Stated problem = Write out every record below exactly as it appears.

Data =
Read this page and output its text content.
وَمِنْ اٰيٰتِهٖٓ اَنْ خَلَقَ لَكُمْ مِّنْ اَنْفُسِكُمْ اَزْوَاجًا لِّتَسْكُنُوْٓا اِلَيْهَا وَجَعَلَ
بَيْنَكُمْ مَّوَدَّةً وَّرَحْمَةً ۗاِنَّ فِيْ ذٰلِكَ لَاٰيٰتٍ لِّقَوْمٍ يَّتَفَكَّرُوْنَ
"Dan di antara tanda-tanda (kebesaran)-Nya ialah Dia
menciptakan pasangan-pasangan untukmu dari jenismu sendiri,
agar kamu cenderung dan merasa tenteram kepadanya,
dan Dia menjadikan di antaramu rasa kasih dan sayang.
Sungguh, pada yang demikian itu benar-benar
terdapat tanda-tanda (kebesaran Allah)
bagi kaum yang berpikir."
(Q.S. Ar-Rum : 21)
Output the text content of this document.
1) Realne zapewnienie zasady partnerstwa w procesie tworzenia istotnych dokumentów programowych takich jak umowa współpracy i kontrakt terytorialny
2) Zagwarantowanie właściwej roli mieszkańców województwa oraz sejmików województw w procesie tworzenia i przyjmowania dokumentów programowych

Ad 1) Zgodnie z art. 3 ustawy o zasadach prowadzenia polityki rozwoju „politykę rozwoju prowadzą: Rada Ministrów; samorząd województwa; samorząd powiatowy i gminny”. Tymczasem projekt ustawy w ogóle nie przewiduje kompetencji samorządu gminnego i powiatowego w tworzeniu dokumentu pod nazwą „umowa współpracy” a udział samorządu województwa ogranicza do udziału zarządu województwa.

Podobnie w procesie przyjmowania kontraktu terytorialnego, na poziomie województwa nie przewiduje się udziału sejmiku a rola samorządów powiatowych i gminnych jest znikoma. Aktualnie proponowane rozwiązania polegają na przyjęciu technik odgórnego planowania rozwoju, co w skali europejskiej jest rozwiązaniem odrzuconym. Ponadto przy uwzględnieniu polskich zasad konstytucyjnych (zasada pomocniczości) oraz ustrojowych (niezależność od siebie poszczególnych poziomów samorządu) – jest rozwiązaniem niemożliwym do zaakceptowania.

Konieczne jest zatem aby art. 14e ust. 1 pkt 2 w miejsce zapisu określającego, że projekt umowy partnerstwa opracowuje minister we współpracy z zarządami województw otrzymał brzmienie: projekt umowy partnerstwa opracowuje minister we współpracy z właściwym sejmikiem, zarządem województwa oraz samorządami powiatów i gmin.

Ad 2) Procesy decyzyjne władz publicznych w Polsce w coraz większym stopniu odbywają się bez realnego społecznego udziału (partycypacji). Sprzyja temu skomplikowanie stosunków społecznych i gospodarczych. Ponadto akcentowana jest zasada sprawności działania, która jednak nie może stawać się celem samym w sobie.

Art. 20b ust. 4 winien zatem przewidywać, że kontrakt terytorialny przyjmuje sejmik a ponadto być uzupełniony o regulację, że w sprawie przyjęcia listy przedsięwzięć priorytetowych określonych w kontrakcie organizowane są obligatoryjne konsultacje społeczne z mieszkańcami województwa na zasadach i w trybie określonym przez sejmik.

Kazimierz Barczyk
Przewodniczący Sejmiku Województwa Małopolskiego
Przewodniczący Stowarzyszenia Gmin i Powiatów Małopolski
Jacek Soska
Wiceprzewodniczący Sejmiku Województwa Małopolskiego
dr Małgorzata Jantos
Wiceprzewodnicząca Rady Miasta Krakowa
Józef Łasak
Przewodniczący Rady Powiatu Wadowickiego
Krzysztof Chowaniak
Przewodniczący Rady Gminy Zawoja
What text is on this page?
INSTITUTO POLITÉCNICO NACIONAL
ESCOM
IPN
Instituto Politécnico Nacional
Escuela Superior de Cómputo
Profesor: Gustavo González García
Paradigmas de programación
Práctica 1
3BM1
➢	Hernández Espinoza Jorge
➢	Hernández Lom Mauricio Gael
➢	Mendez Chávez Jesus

Complete response =
Read this page and output its text content.
وَمِنْ اٰيٰتِهٖٓ اَنْ خَلَقَ لَكُمْ مِّنْ اَنْفُسِكُمْ اَزْوَاجًا لِّتَسْكُنُوْٓا اِلَيْهَا وَجَعَلَ
بَيْنَكُمْ مَّوَدَّةً وَّرَحْمَةً ۗاِنَّ فِيْ ذٰلِكَ لَاٰيٰتٍ لِّقَوْمٍ يَّتَفَكَّرُوْنَ
"Dan di antara tanda-tanda (kebesaran)-Nya ialah Dia
menciptakan pasangan-pasangan untukmu dari jenismu sendiri,
agar kamu cenderung dan merasa tenteram kepadanya,
dan Dia menjadikan di antaramu rasa kasih dan sayang.
Sungguh, pada yang demikian itu benar-benar
terdapat tanda-tanda (kebesaran Allah)
bagi kaum yang berpikir."
(Q.S. Ar-Rum : 21)
Output the text content of this document.
1) Realne zapewnienie zasady partnerstwa w procesie tworzenia istotnych dokumentów programowych takich jak umowa współpracy i kontrakt terytorialny
2) Zagwarantowanie właściwej roli mieszkańców województwa oraz sejmików województw w procesie tworzenia i przyjmowania dokumentów programowych

Ad 1) Zgodnie z art. 3 ustawy o zasadach prowadzenia polityki rozwoju „politykę rozwoju prowadzą: Rada Ministrów; samorząd województwa; samorząd powiatowy i gminny”. Tymczasem projekt ustawy w ogóle nie przewiduje kompetencji samorządu gminnego i powiatowego w tworzeniu dokumentu pod nazwą „umowa współpracy” a udział samorządu województwa ogranicza do udziału zarządu województwa.

Podobnie w procesie przyjmowania kontraktu terytorialnego, na poziomie województwa nie przewiduje się udziału sejmiku a rola samorządów powiatowych i gminnych jest znikoma. Aktualnie proponowane rozwiązania polegają na przyjęciu technik odgórnego planowania rozwoju, co w skali europejskiej jest rozwiązaniem odrzuconym. Ponadto przy uwzględnieniu polskich zasad konstytucyjnych (zasada pomocniczości) oraz ustrojowych (niezależność od siebie poszczególnych poziomów samorządu) – jest rozwiązaniem niemożliwym do zaakceptowania.

Konieczne jest zatem aby art. 14e ust. 1 pkt 2 w miejsce zapisu określającego, że projekt umowy partnerstwa opracowuje minister we współpracy z zarządami województw otrzymał brzmienie: projekt umowy partnerstwa opracowuje minister we współpracy z właściwym sejmikiem, zarządem województwa oraz samorządami powiatów i gmin.

Ad 2) Procesy decyzyjne władz publicznych w Polsce w coraz większym stopniu odbywają się bez realnego społecznego udziału (partycypacji). Sprzyja temu skomplikowanie stosunków społecznych i gospodarczych. Ponadto akcentowana jest zasada sprawności działania, która jednak nie może stawać się celem samym w sobie.

Art. 20b ust. 4 winien zatem przewidywać, że kontrakt terytorialny przyjmuje sejmik a ponadto być uzupełniony o regulację, że w sprawie przyjęcia listy przedsięwzięć priorytetowych określonych w kontrakcie organizowane są obligatoryjne konsultacje społeczne z mieszkańcami województwa na zasadach i w trybie określonym przez sejmik.

Kazimierz Barczyk
Przewodniczący Sejmiku Województwa Małopolskiego
Przewodniczący Stowarzyszenia Gmin i Powiatów Małopolski
Jacek Soska
Wiceprzewodniczący Sejmiku Województwa Małopolskiego
dr Małgorzata Jantos
Wiceprzewodnicząca Rady Miasta Krakowa
Józef Łasak
Przewodniczący Rady Powiatu Wadowickiego
Krzysztof Chowaniak
Przewodniczący Rady Gminy Zawoja
What text is on this page?
INSTITUTO POLITÉCNICO NACIONAL
ESCOM
IPN
Instituto Politécnico Nacional
Escuela Superior de Cómputo
Profesor: Gustavo González García
Paradigmas de programación
Práctica 1
3BM1
➢	Hernández Espinoza Jorge
➢	Hernández Lom Mauricio Gael
➢	Mendez Chávez Jesus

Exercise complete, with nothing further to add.